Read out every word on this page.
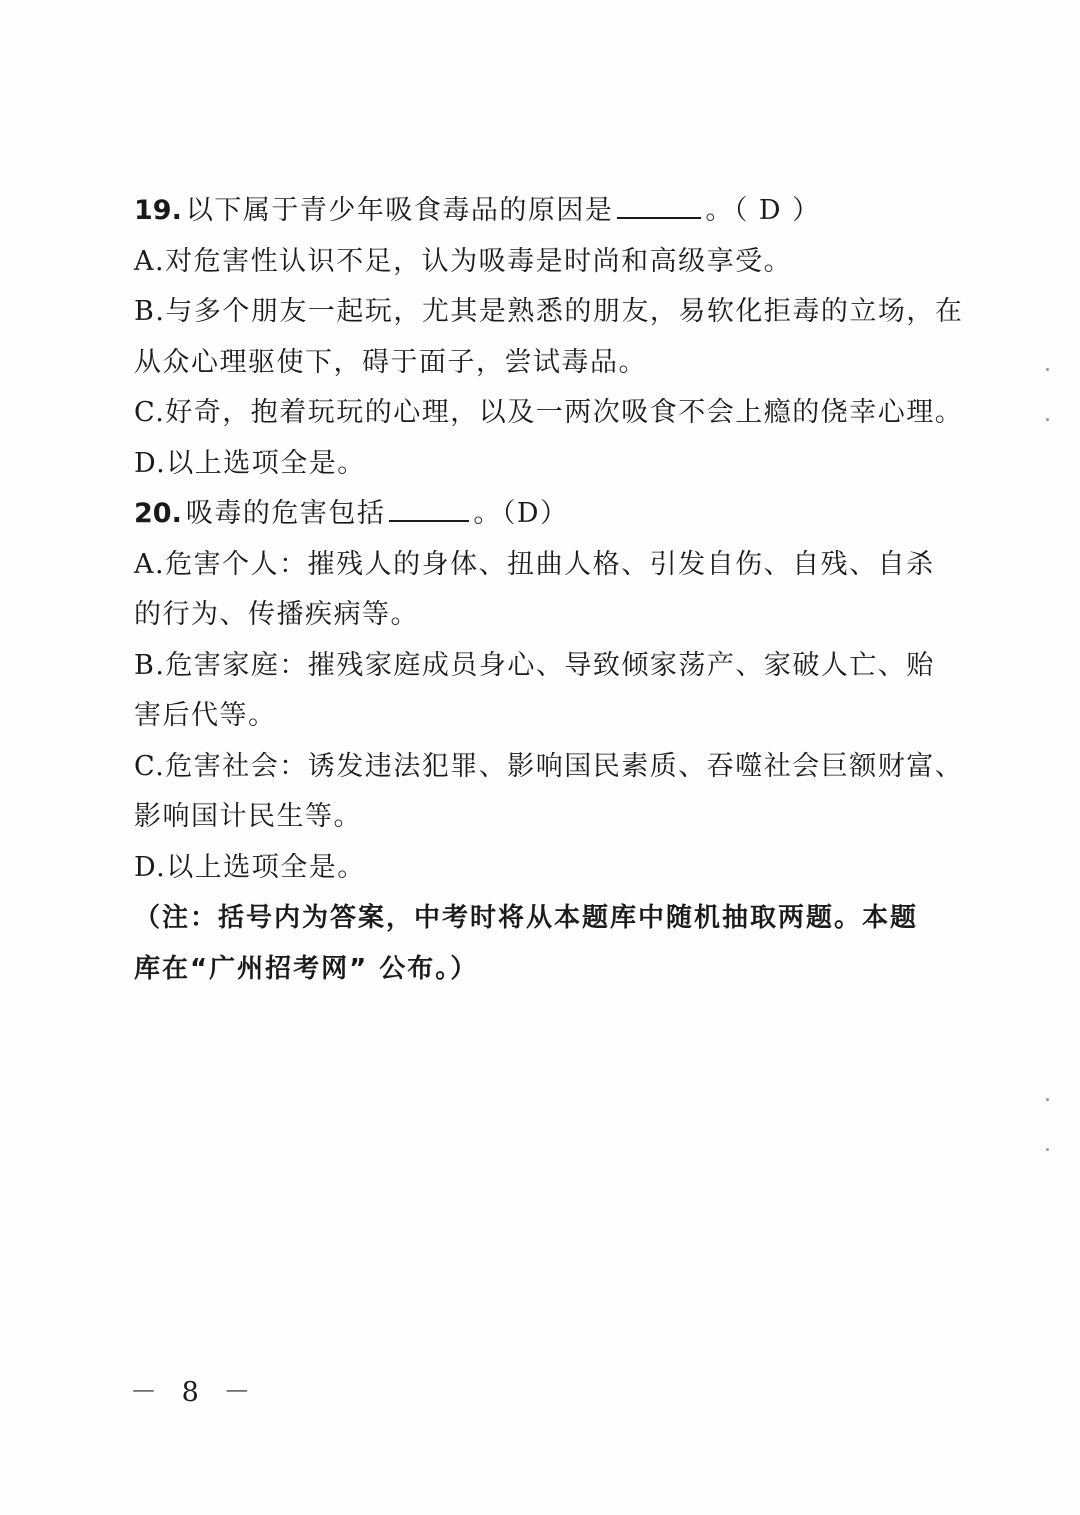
19. 以下属于青少年吸食毒品的原因是	。（ D ）
A.对危害性认识不足，认为吸毒是时尚和高级享受。
B.与多个朋友一起玩，尤其是熟悉的朋友，易软化拒毒的立场，在
从众心理驱使下，碍于面子，尝试毒品。
C.好奇，抱着玩玩的心理，以及一两次吸食不会上瘾的侥幸心理。
D.以上选项全是。
20. 吸毒的危害包括	。（D）
A.危害个人：摧残人的身体、扭曲人格、引发自伤、自残、自杀
的行为、传播疾病等。
B.危害家庭：摧残家庭成员身心、导致倾家荡产、家破人亡、贻
害后代等。
C.危害社会：诱发违法犯罪、影响国民素质、吞噬社会巨额财富、
影响国计民生等。
D.以上选项全是。
（注：括号内为答案，中考时将从本题库中随机抽取两题。本题
库在“广州招考网” 公布。）
－ 8 －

□ □ □

The entries above are to be returned exactly, without their pictures.

Read out every word on this page.
19. 以下属于青少年吸食毒品的原因是	。（ D ）
A.对危害性认识不足，认为吸毒是时尚和高级享受。
B.与多个朋友一起玩，尤其是熟悉的朋友，易软化拒毒的立场，在
从众心理驱使下，碍于面子，尝试毒品。
C.好奇，抱着玩玩的心理，以及一两次吸食不会上瘾的侥幸心理。
D.以上选项全是。
20. 吸毒的危害包括	。（D）
A.危害个人：摧残人的身体、扭曲人格、引发自伤、自残、自杀
的行为、传播疾病等。
B.危害家庭：摧残家庭成员身心、导致倾家荡产、家破人亡、贻
害后代等。
C.危害社会：诱发违法犯罪、影响国民素质、吞噬社会巨额财富、
影响国计民生等。
D.以上选项全是。
（注：括号内为答案，中考时将从本题库中随机抽取两题。本题
库在“广州招考网” 公布。）
－ 8 －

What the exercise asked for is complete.